• Prompt: Can you output the material exactly as written, minus any pictures it holds?

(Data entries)

● ● ● ● ● ● ●

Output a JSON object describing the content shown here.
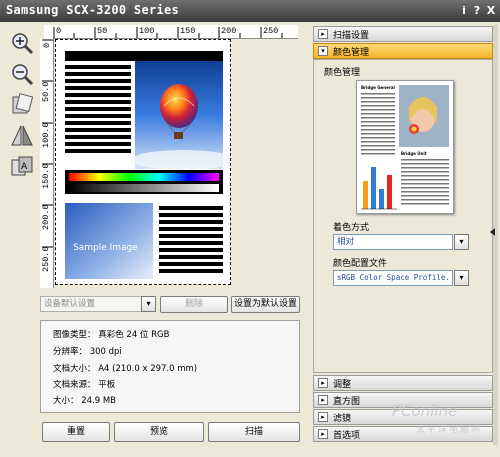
{
  "window": {
    "title": "Samsung SCX-3200 Series",
    "help": "i",
    "help_q": "?",
    "close": "X"
  },
  "ruler": {
    "top": [
      "0",
      "50",
      "100",
      "150",
      "200",
      "250"
    ],
    "left": [
      "0",
      "50.0",
      "100.0",
      "150.0",
      "200.0",
      "250.0"
    ]
  },
  "preview": {
    "sample_text": "Sample Image"
  },
  "settings_row": {
    "preset_value": "设备默认设置",
    "delete_label": "删除",
    "set_default_label": "设置为默认设置"
  },
  "info": {
    "image_type": "图像类型： 真彩色 24 位 RGB",
    "resolution": "分辨率： 300 dpi",
    "doc_size": "文档大小： A4 (210.0 x 297.0 mm)",
    "doc_source": "文档来源： 平板",
    "size": "大小： 24.9 MB"
  },
  "bottom_buttons": {
    "reset": "重置",
    "preview": "预览",
    "scan": "扫描"
  },
  "right_panel": {
    "top_sections": [
      {
        "label": "扫描设置",
        "arrow": "▸"
      },
      {
        "label": "颜色管理",
        "arrow": "▾"
      }
    ],
    "color_mgmt": {
      "heading": "颜色管理",
      "thumb_title": "Bridge General",
      "thumb_sub": "Bridge Unit",
      "tone_label": "着色方式",
      "tone_value": "相对",
      "profile_label": "颜色配置文件",
      "profile_value": "sRGB Color Space Profile."
    },
    "bottom_sections": [
      {
        "label": "调整",
        "arrow": "▸"
      },
      {
        "label": "直方图",
        "arrow": "▸"
      },
      {
        "label": "滤镜",
        "arrow": "▸"
      },
      {
        "label": "首选项",
        "arrow": "▸"
      }
    ]
  },
  "watermark": {
    "brand": "PConline",
    "cn": "太平洋电脑网"
  },
  "icons": [
    "zoom-in-icon",
    "zoom-out-icon",
    "rotate-icon",
    "flip-icon",
    "auto-fit-icon"
  ]
}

● ● ● ● ● ● ●

• Answer to this problem:
Output a JSON object describing the content shown here.
{
  "window": {
    "title": "Samsung SCX-3200 Series",
    "help": "i",
    "help_q": "?",
    "close": "X"
  },
  "ruler": {
    "top": [
      "0",
      "50",
      "100",
      "150",
      "200",
      "250"
    ],
    "left": [
      "0",
      "50.0",
      "100.0",
      "150.0",
      "200.0",
      "250.0"
    ]
  },
  "preview": {
    "sample_text": "Sample Image"
  },
  "settings_row": {
    "preset_value": "设备默认设置",
    "delete_label": "删除",
    "set_default_label": "设置为默认设置"
  },
  "info": {
    "image_type": "图像类型： 真彩色 24 位 RGB",
    "resolution": "分辨率： 300 dpi",
    "doc_size": "文档大小： A4 (210.0 x 297.0 mm)",
    "doc_source": "文档来源： 平板",
    "size": "大小： 24.9 MB"
  },
  "bottom_buttons": {
    "reset": "重置",
    "preview": "预览",
    "scan": "扫描"
  },
  "right_panel": {
    "top_sections": [
      {
        "label": "扫描设置",
        "arrow": "▸"
      },
      {
        "label": "颜色管理",
        "arrow": "▾"
      }
    ],
    "color_mgmt": {
      "heading": "颜色管理",
      "thumb_title": "Bridge General",
      "thumb_sub": "Bridge Unit",
      "tone_label": "着色方式",
      "tone_value": "相对",
      "profile_label": "颜色配置文件",
      "profile_value": "sRGB Color Space Profile."
    },
    "bottom_sections": [
      {
        "label": "调整",
        "arrow": "▸"
      },
      {
        "label": "直方图",
        "arrow": "▸"
      },
      {
        "label": "滤镜",
        "arrow": "▸"
      },
      {
        "label": "首选项",
        "arrow": "▸"
      }
    ]
  },
  "watermark": {
    "brand": "PConline",
    "cn": "太平洋电脑网"
  },
  "icons": [
    "zoom-in-icon",
    "zoom-out-icon",
    "rotate-icon",
    "flip-icon",
    "auto-fit-icon"
  ]
}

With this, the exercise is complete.